**Task instructions:** All entries below are to be set down again, identical to the source.

**Dataset records:**
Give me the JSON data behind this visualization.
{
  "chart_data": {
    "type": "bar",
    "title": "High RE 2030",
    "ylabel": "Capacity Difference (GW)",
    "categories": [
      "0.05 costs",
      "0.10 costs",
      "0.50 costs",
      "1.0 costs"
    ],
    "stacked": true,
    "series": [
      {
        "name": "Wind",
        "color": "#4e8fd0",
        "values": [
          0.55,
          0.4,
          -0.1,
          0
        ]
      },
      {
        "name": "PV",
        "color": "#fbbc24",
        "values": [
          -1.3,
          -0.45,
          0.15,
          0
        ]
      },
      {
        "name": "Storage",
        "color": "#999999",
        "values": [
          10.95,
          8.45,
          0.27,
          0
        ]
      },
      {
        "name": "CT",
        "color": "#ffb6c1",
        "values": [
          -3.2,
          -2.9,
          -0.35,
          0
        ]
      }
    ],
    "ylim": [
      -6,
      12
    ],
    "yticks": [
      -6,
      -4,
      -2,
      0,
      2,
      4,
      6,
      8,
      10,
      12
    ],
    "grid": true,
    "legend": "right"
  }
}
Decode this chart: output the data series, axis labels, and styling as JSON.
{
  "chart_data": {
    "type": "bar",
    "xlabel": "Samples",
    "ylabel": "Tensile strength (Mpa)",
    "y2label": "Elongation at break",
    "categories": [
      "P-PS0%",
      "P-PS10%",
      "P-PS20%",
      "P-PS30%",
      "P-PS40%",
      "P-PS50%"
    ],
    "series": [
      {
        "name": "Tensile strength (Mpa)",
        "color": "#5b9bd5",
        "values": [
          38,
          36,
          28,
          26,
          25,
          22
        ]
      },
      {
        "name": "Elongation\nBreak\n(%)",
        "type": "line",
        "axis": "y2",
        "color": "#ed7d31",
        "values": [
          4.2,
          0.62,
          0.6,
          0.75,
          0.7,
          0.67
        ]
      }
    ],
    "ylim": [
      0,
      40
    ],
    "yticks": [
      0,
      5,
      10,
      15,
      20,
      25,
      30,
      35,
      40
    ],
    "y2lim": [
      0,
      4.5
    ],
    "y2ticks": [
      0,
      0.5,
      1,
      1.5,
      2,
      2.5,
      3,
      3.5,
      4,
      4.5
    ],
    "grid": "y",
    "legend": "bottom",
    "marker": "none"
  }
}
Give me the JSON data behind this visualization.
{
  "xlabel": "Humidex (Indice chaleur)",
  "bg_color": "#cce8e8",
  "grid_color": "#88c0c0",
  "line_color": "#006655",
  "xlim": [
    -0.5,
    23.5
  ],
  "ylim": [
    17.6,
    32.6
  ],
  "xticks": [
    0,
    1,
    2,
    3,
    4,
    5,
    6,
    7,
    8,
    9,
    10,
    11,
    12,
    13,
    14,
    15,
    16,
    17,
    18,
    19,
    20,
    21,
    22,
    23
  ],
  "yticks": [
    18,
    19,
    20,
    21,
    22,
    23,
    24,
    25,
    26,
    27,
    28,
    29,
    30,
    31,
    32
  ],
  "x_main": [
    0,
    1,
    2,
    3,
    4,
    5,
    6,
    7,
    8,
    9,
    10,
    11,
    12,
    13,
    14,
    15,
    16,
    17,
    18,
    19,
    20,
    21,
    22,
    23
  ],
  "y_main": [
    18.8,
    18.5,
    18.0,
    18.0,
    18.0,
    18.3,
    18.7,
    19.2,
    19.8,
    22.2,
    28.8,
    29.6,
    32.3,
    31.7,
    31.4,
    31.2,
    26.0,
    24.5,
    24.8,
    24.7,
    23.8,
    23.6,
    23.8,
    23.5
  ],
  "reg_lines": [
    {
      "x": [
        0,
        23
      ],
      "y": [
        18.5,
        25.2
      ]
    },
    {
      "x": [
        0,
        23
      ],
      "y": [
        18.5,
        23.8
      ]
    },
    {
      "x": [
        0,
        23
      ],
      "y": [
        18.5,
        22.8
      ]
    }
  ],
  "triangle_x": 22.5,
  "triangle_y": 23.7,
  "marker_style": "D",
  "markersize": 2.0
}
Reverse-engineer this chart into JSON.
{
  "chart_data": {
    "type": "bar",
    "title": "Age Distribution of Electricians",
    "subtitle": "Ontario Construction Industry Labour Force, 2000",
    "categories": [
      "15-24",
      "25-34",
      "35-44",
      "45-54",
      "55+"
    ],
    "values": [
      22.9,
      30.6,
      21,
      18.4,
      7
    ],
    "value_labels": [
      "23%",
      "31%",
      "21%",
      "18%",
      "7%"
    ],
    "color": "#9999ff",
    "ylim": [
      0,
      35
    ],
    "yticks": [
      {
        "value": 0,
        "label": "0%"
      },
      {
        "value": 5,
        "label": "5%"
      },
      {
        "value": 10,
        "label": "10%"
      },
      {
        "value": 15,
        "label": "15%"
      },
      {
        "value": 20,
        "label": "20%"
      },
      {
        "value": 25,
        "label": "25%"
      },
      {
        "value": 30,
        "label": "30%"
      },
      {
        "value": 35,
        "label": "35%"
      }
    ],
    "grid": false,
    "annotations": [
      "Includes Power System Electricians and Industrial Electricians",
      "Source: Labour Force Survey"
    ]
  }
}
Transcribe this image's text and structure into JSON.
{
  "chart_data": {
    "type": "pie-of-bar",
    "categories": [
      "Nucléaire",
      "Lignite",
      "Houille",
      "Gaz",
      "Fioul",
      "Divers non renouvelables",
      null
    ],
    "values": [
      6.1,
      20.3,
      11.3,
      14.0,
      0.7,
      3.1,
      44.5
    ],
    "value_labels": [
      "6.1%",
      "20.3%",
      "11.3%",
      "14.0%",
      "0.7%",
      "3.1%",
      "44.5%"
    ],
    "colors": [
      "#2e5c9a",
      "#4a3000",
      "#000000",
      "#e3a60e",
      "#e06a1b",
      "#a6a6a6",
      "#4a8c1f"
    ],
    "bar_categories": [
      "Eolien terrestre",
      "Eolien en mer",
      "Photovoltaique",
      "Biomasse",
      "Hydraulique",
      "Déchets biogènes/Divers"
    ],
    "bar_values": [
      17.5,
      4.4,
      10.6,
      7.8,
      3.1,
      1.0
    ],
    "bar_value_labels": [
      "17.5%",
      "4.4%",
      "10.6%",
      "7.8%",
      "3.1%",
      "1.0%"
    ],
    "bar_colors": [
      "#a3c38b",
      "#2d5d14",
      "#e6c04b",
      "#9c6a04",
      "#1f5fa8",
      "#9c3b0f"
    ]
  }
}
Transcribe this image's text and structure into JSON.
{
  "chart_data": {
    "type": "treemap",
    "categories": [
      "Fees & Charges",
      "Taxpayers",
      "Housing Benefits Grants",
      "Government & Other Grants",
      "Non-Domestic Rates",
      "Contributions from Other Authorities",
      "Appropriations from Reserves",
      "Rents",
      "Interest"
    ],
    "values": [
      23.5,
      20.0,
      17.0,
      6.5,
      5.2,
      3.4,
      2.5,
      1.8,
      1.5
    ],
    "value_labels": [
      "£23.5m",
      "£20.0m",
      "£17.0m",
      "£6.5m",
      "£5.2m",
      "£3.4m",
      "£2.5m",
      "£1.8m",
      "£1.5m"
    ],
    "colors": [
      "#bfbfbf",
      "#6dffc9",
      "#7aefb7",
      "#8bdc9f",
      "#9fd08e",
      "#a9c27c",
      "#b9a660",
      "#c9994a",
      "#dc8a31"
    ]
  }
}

**Solved problem:**
Give me the JSON data behind this visualization.
{
  "chart_data": {
    "type": "bar",
    "title": "High RE 2030",
    "ylabel": "Capacity Difference (GW)",
    "categories": [
      "0.05 costs",
      "0.10 costs",
      "0.50 costs",
      "1.0 costs"
    ],
    "stacked": true,
    "series": [
      {
        "name": "Wind",
        "color": "#4e8fd0",
        "values": [
          0.55,
          0.4,
          -0.1,
          0
        ]
      },
      {
        "name": "PV",
        "color": "#fbbc24",
        "values": [
          -1.3,
          -0.45,
          0.15,
          0
        ]
      },
      {
        "name": "Storage",
        "color": "#999999",
        "values": [
          10.95,
          8.45,
          0.27,
          0
        ]
      },
      {
        "name": "CT",
        "color": "#ffb6c1",
        "values": [
          -3.2,
          -2.9,
          -0.35,
          0
        ]
      }
    ],
    "ylim": [
      -6,
      12
    ],
    "yticks": [
      -6,
      -4,
      -2,
      0,
      2,
      4,
      6,
      8,
      10,
      12
    ],
    "grid": true,
    "legend": "right"
  }
}
Decode this chart: output the data series, axis labels, and styling as JSON.
{
  "chart_data": {
    "type": "bar",
    "xlabel": "Samples",
    "ylabel": "Tensile strength (Mpa)",
    "y2label": "Elongation at break",
    "categories": [
      "P-PS0%",
      "P-PS10%",
      "P-PS20%",
      "P-PS30%",
      "P-PS40%",
      "P-PS50%"
    ],
    "series": [
      {
        "name": "Tensile strength (Mpa)",
        "color": "#5b9bd5",
        "values": [
          38,
          36,
          28,
          26,
          25,
          22
        ]
      },
      {
        "name": "Elongation\nBreak\n(%)",
        "type": "line",
        "axis": "y2",
        "color": "#ed7d31",
        "values": [
          4.2,
          0.62,
          0.6,
          0.75,
          0.7,
          0.67
        ]
      }
    ],
    "ylim": [
      0,
      40
    ],
    "yticks": [
      0,
      5,
      10,
      15,
      20,
      25,
      30,
      35,
      40
    ],
    "y2lim": [
      0,
      4.5
    ],
    "y2ticks": [
      0,
      0.5,
      1,
      1.5,
      2,
      2.5,
      3,
      3.5,
      4,
      4.5
    ],
    "grid": "y",
    "legend": "bottom",
    "marker": "none"
  }
}
Give me the JSON data behind this visualization.
{
  "xlabel": "Humidex (Indice chaleur)",
  "bg_color": "#cce8e8",
  "grid_color": "#88c0c0",
  "line_color": "#006655",
  "xlim": [
    -0.5,
    23.5
  ],
  "ylim": [
    17.6,
    32.6
  ],
  "xticks": [
    0,
    1,
    2,
    3,
    4,
    5,
    6,
    7,
    8,
    9,
    10,
    11,
    12,
    13,
    14,
    15,
    16,
    17,
    18,
    19,
    20,
    21,
    22,
    23
  ],
  "yticks": [
    18,
    19,
    20,
    21,
    22,
    23,
    24,
    25,
    26,
    27,
    28,
    29,
    30,
    31,
    32
  ],
  "x_main": [
    0,
    1,
    2,
    3,
    4,
    5,
    6,
    7,
    8,
    9,
    10,
    11,
    12,
    13,
    14,
    15,
    16,
    17,
    18,
    19,
    20,
    21,
    22,
    23
  ],
  "y_main": [
    18.8,
    18.5,
    18.0,
    18.0,
    18.0,
    18.3,
    18.7,
    19.2,
    19.8,
    22.2,
    28.8,
    29.6,
    32.3,
    31.7,
    31.4,
    31.2,
    26.0,
    24.5,
    24.8,
    24.7,
    23.8,
    23.6,
    23.8,
    23.5
  ],
  "reg_lines": [
    {
      "x": [
        0,
        23
      ],
      "y": [
        18.5,
        25.2
      ]
    },
    {
      "x": [
        0,
        23
      ],
      "y": [
        18.5,
        23.8
      ]
    },
    {
      "x": [
        0,
        23
      ],
      "y": [
        18.5,
        22.8
      ]
    }
  ],
  "triangle_x": 22.5,
  "triangle_y": 23.7,
  "marker_style": "D",
  "markersize": 2.0
}
Reverse-engineer this chart into JSON.
{
  "chart_data": {
    "type": "bar",
    "title": "Age Distribution of Electricians",
    "subtitle": "Ontario Construction Industry Labour Force, 2000",
    "categories": [
      "15-24",
      "25-34",
      "35-44",
      "45-54",
      "55+"
    ],
    "values": [
      22.9,
      30.6,
      21,
      18.4,
      7
    ],
    "value_labels": [
      "23%",
      "31%",
      "21%",
      "18%",
      "7%"
    ],
    "color": "#9999ff",
    "ylim": [
      0,
      35
    ],
    "yticks": [
      {
        "value": 0,
        "label": "0%"
      },
      {
        "value": 5,
        "label": "5%"
      },
      {
        "value": 10,
        "label": "10%"
      },
      {
        "value": 15,
        "label": "15%"
      },
      {
        "value": 20,
        "label": "20%"
      },
      {
        "value": 25,
        "label": "25%"
      },
      {
        "value": 30,
        "label": "30%"
      },
      {
        "value": 35,
        "label": "35%"
      }
    ],
    "grid": false,
    "annotations": [
      "Includes Power System Electricians and Industrial Electricians",
      "Source: Labour Force Survey"
    ]
  }
}
Transcribe this image's text and structure into JSON.
{
  "chart_data": {
    "type": "pie-of-bar",
    "categories": [
      "Nucléaire",
      "Lignite",
      "Houille",
      "Gaz",
      "Fioul",
      "Divers non renouvelables",
      null
    ],
    "values": [
      6.1,
      20.3,
      11.3,
      14.0,
      0.7,
      3.1,
      44.5
    ],
    "value_labels": [
      "6.1%",
      "20.3%",
      "11.3%",
      "14.0%",
      "0.7%",
      "3.1%",
      "44.5%"
    ],
    "colors": [
      "#2e5c9a",
      "#4a3000",
      "#000000",
      "#e3a60e",
      "#e06a1b",
      "#a6a6a6",
      "#4a8c1f"
    ],
    "bar_categories": [
      "Eolien terrestre",
      "Eolien en mer",
      "Photovoltaique",
      "Biomasse",
      "Hydraulique",
      "Déchets biogènes/Divers"
    ],
    "bar_values": [
      17.5,
      4.4,
      10.6,
      7.8,
      3.1,
      1.0
    ],
    "bar_value_labels": [
      "17.5%",
      "4.4%",
      "10.6%",
      "7.8%",
      "3.1%",
      "1.0%"
    ],
    "bar_colors": [
      "#a3c38b",
      "#2d5d14",
      "#e6c04b",
      "#9c6a04",
      "#1f5fa8",
      "#9c3b0f"
    ]
  }
}
Transcribe this image's text and structure into JSON.
{
  "chart_data": {
    "type": "treemap",
    "categories": [
      "Fees & Charges",
      "Taxpayers",
      "Housing Benefits Grants",
      "Government & Other Grants",
      "Non-Domestic Rates",
      "Contributions from Other Authorities",
      "Appropriations from Reserves",
      "Rents",
      "Interest"
    ],
    "values": [
      23.5,
      20.0,
      17.0,
      6.5,
      5.2,
      3.4,
      2.5,
      1.8,
      1.5
    ],
    "value_labels": [
      "£23.5m",
      "£20.0m",
      "£17.0m",
      "£6.5m",
      "£5.2m",
      "£3.4m",
      "£2.5m",
      "£1.8m",
      "£1.5m"
    ],
    "colors": [
      "#bfbfbf",
      "#6dffc9",
      "#7aefb7",
      "#8bdc9f",
      "#9fd08e",
      "#a9c27c",
      "#b9a660",
      "#c9994a",
      "#dc8a31"
    ]
  }
}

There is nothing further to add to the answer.